#### Task data
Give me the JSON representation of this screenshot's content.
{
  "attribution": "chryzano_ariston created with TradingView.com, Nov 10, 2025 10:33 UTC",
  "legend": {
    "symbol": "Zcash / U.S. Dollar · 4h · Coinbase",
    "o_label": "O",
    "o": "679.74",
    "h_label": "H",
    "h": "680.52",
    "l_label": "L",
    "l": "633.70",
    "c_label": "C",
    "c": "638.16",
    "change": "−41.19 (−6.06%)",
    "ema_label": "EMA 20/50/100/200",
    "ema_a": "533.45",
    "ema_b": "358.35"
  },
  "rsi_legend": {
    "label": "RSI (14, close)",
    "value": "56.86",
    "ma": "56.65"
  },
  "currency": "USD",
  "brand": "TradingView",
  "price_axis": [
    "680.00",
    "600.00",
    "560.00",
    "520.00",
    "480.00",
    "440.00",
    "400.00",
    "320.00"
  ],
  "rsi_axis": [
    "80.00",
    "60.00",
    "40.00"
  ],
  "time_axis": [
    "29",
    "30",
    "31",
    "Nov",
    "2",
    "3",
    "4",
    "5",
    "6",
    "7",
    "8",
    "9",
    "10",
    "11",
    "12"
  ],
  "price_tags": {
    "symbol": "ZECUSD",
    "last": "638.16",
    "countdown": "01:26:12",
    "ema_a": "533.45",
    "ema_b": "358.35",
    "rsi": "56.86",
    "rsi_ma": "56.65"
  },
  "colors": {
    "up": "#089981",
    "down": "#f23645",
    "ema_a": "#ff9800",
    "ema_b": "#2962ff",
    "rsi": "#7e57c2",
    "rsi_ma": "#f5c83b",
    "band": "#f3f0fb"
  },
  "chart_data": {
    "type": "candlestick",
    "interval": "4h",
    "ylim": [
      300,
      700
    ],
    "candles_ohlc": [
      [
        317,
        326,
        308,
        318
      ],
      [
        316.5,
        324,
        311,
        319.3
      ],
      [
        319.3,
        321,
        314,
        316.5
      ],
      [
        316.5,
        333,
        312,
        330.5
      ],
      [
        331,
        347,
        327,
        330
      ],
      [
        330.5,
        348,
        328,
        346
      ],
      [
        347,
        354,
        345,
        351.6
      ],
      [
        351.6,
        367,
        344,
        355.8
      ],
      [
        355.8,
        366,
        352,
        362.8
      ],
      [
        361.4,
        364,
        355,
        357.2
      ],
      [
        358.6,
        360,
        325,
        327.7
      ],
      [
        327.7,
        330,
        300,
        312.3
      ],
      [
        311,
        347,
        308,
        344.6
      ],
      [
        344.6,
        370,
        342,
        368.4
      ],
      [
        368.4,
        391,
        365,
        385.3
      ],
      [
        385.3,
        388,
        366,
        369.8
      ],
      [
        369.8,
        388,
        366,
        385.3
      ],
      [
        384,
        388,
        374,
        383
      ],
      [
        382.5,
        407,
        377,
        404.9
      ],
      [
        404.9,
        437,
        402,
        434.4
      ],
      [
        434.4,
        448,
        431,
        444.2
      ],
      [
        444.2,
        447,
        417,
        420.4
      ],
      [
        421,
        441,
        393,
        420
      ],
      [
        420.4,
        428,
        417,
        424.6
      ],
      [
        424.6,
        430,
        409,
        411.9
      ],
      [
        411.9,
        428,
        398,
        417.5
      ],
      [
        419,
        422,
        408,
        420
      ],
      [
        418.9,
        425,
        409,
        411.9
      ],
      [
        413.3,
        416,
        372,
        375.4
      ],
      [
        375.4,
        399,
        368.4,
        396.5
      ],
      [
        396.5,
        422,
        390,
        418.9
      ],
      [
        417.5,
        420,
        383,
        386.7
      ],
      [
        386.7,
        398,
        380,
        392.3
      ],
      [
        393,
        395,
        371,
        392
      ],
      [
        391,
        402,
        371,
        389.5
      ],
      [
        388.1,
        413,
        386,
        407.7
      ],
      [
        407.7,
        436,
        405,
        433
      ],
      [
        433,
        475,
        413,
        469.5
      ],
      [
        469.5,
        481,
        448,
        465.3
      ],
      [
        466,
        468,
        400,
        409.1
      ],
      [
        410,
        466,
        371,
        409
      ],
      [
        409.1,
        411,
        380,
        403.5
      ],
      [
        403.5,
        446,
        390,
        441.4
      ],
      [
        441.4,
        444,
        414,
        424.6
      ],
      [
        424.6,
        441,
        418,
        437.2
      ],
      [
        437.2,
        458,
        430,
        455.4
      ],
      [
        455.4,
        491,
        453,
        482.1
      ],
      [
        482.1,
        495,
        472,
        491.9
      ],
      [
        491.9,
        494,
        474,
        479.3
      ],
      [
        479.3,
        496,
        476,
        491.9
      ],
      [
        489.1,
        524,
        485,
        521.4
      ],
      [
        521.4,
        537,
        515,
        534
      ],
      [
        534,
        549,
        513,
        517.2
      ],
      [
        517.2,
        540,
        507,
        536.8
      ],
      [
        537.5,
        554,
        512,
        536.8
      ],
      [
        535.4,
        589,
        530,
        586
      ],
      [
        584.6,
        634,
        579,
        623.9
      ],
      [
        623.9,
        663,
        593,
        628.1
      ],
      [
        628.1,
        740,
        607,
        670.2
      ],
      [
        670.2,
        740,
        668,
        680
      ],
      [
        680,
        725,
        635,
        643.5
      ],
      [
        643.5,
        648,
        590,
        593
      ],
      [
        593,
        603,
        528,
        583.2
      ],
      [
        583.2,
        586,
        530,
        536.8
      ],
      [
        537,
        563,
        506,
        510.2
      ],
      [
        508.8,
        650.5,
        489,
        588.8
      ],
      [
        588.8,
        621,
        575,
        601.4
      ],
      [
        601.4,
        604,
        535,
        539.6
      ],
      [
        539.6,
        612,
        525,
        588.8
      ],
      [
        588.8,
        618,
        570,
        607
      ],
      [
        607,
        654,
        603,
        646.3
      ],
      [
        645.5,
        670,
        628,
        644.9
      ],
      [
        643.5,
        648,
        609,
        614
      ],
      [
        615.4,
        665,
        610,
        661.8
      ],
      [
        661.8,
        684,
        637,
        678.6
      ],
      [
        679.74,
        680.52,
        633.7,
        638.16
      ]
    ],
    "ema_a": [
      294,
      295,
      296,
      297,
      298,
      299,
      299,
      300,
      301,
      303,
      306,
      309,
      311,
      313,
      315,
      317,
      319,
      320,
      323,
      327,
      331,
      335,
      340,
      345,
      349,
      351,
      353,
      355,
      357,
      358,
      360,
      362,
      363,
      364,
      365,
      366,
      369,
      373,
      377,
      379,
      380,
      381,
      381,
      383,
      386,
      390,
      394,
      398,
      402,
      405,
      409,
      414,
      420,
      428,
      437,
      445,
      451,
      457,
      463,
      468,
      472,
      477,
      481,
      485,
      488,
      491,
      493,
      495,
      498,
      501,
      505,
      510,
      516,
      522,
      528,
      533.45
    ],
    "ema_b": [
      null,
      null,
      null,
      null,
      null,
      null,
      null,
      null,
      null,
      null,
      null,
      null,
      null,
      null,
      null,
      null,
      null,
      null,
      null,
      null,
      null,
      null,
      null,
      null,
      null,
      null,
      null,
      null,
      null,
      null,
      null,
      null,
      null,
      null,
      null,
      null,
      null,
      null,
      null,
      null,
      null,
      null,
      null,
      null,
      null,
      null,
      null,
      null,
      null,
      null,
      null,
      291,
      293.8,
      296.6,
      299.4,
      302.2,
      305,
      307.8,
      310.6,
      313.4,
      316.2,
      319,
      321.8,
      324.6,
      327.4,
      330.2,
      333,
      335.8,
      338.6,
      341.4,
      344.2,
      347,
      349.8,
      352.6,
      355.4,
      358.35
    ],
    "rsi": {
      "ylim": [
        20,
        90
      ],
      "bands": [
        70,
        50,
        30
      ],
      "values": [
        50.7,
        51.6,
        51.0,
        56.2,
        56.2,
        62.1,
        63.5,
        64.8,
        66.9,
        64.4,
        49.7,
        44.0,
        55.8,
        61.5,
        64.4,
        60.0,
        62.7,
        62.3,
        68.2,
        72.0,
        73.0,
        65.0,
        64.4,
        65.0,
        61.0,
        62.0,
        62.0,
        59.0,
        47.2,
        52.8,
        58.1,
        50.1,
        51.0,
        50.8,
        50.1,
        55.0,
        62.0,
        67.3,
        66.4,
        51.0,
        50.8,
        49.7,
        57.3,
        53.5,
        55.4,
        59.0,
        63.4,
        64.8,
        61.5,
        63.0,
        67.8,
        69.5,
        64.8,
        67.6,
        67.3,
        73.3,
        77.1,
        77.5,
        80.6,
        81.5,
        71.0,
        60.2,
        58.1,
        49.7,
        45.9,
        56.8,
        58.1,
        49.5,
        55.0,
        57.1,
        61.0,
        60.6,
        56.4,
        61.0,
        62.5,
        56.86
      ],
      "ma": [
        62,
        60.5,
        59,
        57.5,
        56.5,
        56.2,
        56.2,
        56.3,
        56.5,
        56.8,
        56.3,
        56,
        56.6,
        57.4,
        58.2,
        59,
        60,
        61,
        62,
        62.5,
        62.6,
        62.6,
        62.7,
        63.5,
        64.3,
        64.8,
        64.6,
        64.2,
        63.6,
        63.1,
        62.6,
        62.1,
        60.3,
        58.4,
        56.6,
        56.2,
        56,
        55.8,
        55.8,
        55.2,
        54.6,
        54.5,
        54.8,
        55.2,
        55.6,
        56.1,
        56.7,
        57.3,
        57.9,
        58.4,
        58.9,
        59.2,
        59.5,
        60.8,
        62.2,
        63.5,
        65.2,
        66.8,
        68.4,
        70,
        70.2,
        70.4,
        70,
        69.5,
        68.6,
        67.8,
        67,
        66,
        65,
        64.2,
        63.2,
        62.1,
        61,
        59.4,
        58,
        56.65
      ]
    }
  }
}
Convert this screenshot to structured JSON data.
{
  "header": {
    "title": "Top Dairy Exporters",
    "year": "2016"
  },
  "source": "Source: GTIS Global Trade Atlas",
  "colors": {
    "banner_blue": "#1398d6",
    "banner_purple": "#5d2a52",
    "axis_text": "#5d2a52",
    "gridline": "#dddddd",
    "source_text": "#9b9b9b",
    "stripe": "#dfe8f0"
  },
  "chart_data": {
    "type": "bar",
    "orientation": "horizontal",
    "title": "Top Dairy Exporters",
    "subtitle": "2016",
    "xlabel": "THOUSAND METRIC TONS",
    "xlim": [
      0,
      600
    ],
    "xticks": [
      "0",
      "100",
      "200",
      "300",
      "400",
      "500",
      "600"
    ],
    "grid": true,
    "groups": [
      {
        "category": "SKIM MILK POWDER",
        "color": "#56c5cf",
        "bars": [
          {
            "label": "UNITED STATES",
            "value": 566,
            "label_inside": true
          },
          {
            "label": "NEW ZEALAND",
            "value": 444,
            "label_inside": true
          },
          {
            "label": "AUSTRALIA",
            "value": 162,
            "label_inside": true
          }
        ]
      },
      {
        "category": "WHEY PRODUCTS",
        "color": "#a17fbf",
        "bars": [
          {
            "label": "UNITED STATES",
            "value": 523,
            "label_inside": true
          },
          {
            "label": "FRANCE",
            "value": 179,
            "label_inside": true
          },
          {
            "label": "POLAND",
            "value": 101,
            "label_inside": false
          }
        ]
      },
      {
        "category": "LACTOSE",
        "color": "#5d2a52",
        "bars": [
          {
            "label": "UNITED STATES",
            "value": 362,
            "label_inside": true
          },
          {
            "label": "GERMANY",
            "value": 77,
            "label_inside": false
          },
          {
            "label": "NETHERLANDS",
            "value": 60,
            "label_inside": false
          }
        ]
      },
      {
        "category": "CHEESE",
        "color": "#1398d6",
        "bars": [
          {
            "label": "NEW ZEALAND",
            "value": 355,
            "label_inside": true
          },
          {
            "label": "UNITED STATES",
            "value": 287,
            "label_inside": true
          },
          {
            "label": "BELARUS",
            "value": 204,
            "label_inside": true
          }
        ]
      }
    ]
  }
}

#### To do
Count each line with "TradingView" in it and report that figure by itself.

#### In response
2